YOUR OBJECTIVE ▸ Examine the material below and count the lines that hold the word "OGAN". Report only the number.

SUPPLIED RECORDS ▸
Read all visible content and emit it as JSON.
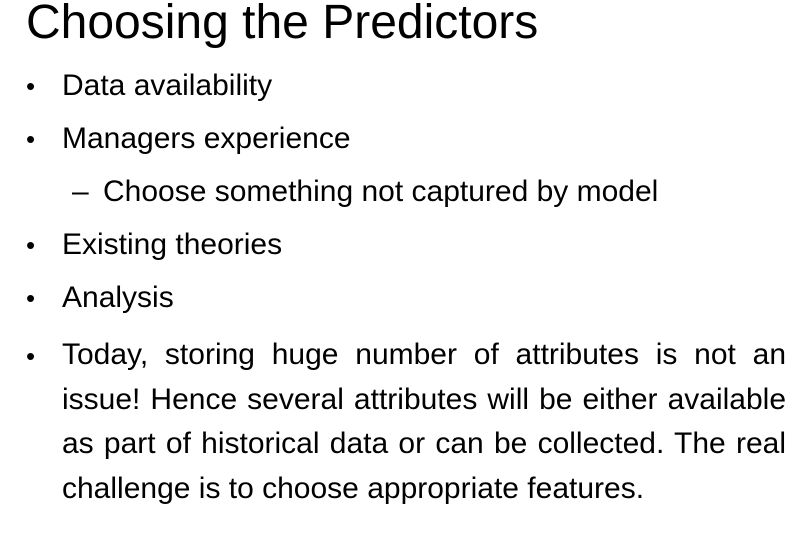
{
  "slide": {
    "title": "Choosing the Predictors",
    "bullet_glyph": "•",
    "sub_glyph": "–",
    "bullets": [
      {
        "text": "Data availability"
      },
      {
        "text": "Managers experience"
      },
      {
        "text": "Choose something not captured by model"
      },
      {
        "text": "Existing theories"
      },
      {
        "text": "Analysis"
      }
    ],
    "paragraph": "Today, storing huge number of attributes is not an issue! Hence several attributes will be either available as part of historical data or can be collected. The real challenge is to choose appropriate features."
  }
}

--

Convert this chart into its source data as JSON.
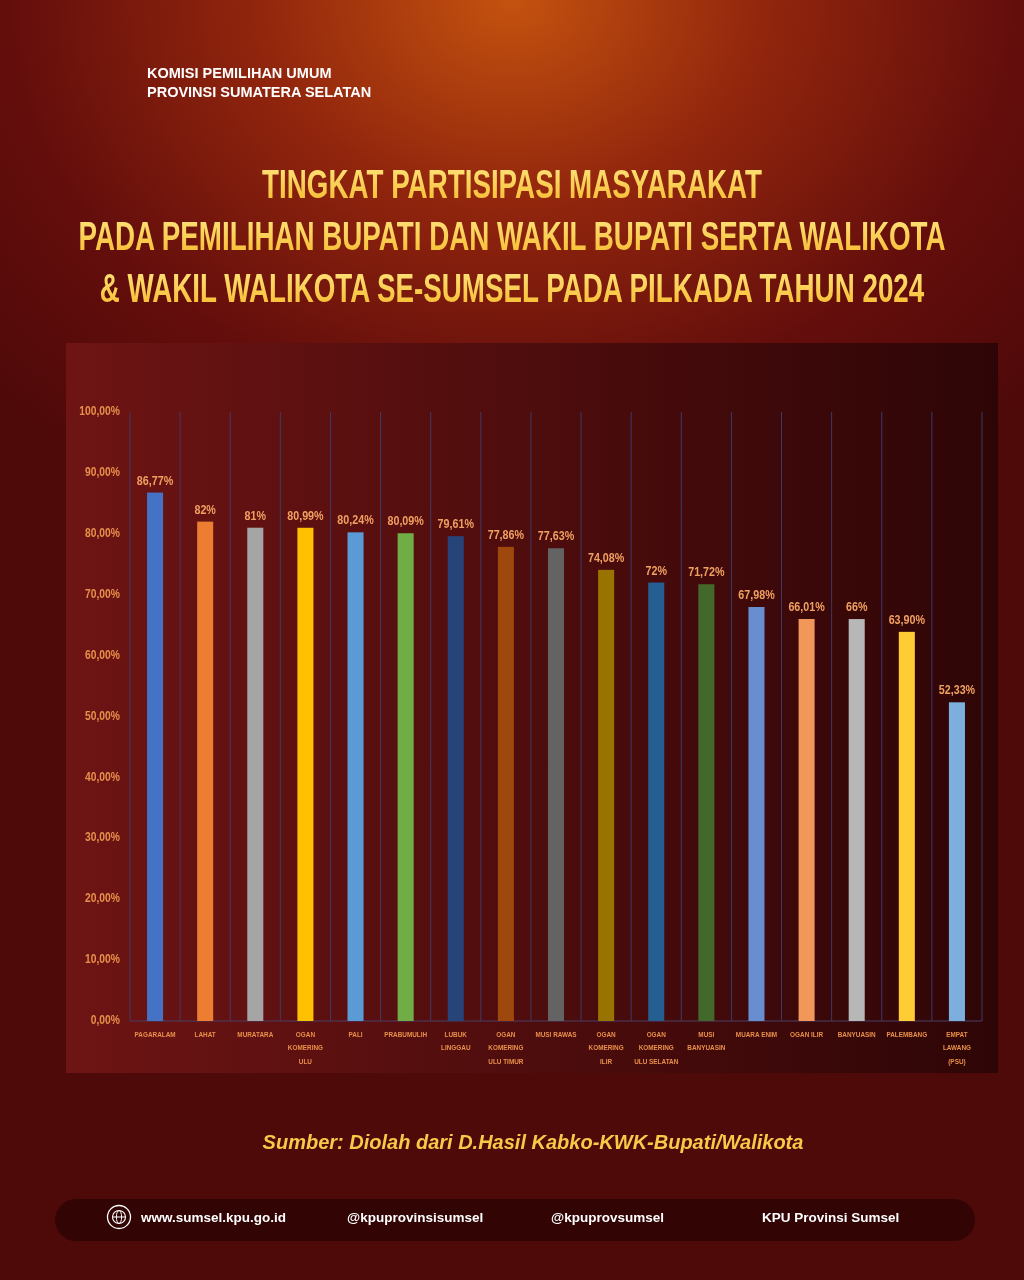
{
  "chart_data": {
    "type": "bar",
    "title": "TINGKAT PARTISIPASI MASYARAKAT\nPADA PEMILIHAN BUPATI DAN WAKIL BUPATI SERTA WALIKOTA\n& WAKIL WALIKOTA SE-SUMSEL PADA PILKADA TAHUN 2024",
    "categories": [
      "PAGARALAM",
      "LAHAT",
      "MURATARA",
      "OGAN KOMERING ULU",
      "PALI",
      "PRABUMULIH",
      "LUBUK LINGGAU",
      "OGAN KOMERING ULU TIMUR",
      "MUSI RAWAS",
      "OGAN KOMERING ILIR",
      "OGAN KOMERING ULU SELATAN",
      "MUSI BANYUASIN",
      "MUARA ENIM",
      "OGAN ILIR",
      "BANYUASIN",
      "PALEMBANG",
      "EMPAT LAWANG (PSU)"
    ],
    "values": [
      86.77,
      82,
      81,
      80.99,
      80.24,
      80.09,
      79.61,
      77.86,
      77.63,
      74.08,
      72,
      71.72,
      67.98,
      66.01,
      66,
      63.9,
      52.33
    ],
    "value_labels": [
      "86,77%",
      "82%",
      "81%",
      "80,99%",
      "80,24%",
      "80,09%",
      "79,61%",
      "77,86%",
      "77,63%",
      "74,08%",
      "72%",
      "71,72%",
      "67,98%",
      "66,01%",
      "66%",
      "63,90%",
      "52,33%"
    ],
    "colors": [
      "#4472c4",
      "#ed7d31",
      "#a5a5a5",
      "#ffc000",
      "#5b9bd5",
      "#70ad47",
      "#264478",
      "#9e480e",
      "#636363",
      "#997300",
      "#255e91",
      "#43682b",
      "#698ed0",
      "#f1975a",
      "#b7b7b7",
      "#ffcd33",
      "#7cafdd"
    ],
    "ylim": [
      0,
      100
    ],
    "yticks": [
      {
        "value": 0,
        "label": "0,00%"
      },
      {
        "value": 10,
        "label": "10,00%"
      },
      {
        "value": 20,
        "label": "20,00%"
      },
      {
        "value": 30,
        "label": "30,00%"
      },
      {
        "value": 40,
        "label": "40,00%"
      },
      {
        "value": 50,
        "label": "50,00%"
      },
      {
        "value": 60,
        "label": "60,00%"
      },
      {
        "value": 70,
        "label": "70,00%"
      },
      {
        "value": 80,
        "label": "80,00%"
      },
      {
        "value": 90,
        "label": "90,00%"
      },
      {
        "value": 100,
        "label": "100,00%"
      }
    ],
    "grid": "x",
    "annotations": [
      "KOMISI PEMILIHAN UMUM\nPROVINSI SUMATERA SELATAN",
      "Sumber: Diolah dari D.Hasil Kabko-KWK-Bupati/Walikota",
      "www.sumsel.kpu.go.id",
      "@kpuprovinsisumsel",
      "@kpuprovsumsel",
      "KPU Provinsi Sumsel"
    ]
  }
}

EXERCISE RESPONSE ▸ 5